Task prompt: Write out every line below that includes the word "челюсти".
╭─ Data supplied
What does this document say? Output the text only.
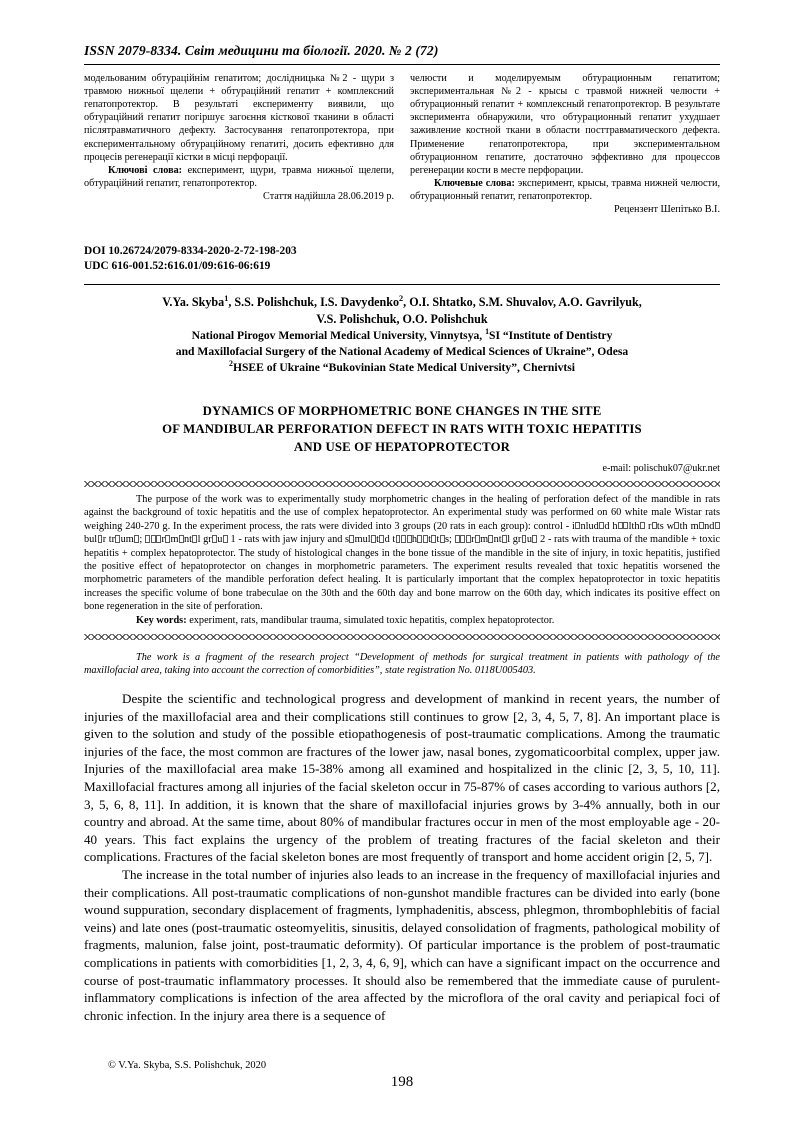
ISSN 2079-8334. Світ медицини та біології. 2020. № 2 (72)

модельованим обтураційнім гепатитом; дослідницька №2 - щури з травмою нижньої щелепи + обтураційний гепатит + комплексний гепатопротектор. В результаті експерименту виявили, що обтураційний гепатит погіршує загоєння кісткової тканини в області післятравматичного дефекту. Застосування гепатопротектора, при експериментальному обтураційному гепатиті, досить ефективно для процесів регенерації кістки в місці перфорації.

Ключові слова: експеримент, щури, травма нижньої щелепи, обтураційний гепатит, гепатопротектор.

Стаття надійшла 28.06.2019 р.

челюсти и моделируемым обтурационным гепатитом; экспериментальная №2 - крысы с травмой нижней челюсти + обтурационный гепатит + комплексный гепатопротектор. В результате эксперимента обнаружили, что обтурационный гепатит ухудшает заживление костной ткани в области посттравматического дефекта. Применение гепатопротектора, при экспериментальном обтурационном гепатите, достаточно эффективно для процессов регенерации кости в месте перфорации.

Ключевые слова: эксперимент, крысы, травма нижней челюсти, обтурационный гепатит, гепатопротектор.

Рецензент Шепітько В.І.

DOI 10.26724/2079-8334-2020-2-72-198-203
UDC 616-001.52:616.01/09:616-06:619
V.Ya. Skyba$^1$, S.S. Polishchuk, I.S. Davydenko$^2$, O.I. Shtatko, S.M. Shuvalov, A.O. Gavrilyuk,
V.S. Polishchuk, O.O. Polishchuk
National Pirogov Memorial Medical University, Vinnytsya, $^1$SI “Institute of Dentistry
and Maxillofacial Surgery of the National Academy of Medical Sciences of Ukraine”, Odesa
$^2$HSEE of Ukraine “Bukovinian State Medical University”, Chernivtsi
DYNAMICS OF MORPHOMETRIC BONE CHANGES IN THE SITE
OF MANDIBULAR PERFORATION DEFECT IN RATS WITH TOXIC HEPATITIS
AND USE OF HEPATOPROTECTOR
e-mail: polischuk07@ukr.net

The purpose of the work was to experimentally study morphometric changes in the healing of perforation defect of the mandible in rats against the background of toxic hepatitis and the use of complex hepatoprotector. An experimental study was performed on 60 white male Wistar rats weighing 240-270 g. In the experiment process, the rats were divided into 3 groups (20 rats in each group): control - i nlud d h lth r ts w th m ndbul r tr um ; r m nt l gr u 1 - rats with jaw injury and s mul t d t h t t s; r m nt l gr u 2 - rats with trauma of the mandible + toxic hepatitis + complex hepatoprotector. The study of histological changes in the bone tissue of the mandible in the site of injury, in toxic hepatitis, justified the positive effect of hepatoprotector on changes in morphometric parameters. The experiment results revealed that toxic hepatitis worsened the morphometric parameters of the mandible perforation defect healing. It is particularly important that the complex hepatoprotector in toxic hepatitis increases the specific volume of bone trabeculae on the 30th and the 60th day and bone marrow on the 60th day, which indicates its positive effect on bone regeneration in the site of perforation.

Key words: experiment, rats, mandibular trauma, simulated toxic hepatitis, complex hepatoprotector.

The work is a fragment of the research project “Development of methods for surgical treatment in patients with pathology of the maxillofacial area, taking into account the correction of comorbidities”, state registration No. 0118U005403.

Despite the scientific and technological progress and development of mankind in recent years, the number of injuries of the maxillofacial area and their complications still continues to grow [2, 3, 4, 5, 7, 8]. An important place is given to the solution and study of the possible etiopathogenesis of post-traumatic complications. Among the traumatic injuries of the face, the most common are fractures of the lower jaw, nasal bones, zygomaticoorbital complex, upper jaw. Injuries of the maxillofacial area make 15-38% among all examined and hospitalized in the clinic [2, 3, 5, 10, 11]. Maxillofacial fractures among all injuries of the facial skeleton occur in 75-87% of cases according to various authors [2, 3, 5, 6, 8, 11]. In addition, it is known that the share of maxillofacial injuries grows by 3-4% annually, both in our country and abroad. At the same time, about 80% of mandibular fractures occur in men of the most employable age - 20-40 years. This fact explains the urgency of the problem of treating fractures of the facial skeleton and their complications. Fractures of the facial skeleton bones are most frequently of transport and home accident origin [2, 5, 7].

The increase in the total number of injuries also leads to an increase in the frequency of maxillofacial injuries and their complications. All post-traumatic complications of non-gunshot mandible fractures can be divided into early (bone wound suppuration, secondary displacement of fragments, lymphadenitis, abscess, phlegmon, thrombophlebitis of facial veins) and late ones (post-traumatic osteomyelitis, sinusitis, delayed consolidation of fragments, pathological mobility of fragments, malunion, false joint, post-traumatic deformity). Of particular importance is the problem of post-traumatic complications in patients with comorbidities [1, 2, 3, 4, 6, 9], which can have a significant impact on the occurrence and course of post-traumatic inflammatory processes. It should also be remembered that the immediate cause of purulent-inflammatory complications is infection of the area affected by the microflora of the oral cavity and periapical foci of chronic infection. In the injury area there is a sequence of

© V.Ya. Skyba, S.S. Polishchuk, 2020
198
╰─
Response to this exercise:
челюсти и моделируемым обтурационным гепатитом; экспериментальная №2 - крысы с травмой нижней челюсти + обтурационный гепатит + комплексный гепатопротектор. В результате эксперимента обнаружили, что обтурационный гепатит ухудшает заживление костной ткани в области посттравматического дефекта. Применение гепатопротектора, при экспериментальном обтурационном гепатите, достаточно эффективно для процессов регенерации кости в месте перфорации.
Ключевые слова: эксперимент, крысы, травма нижней челюсти, обтурационный гепатит, гепатопротектор.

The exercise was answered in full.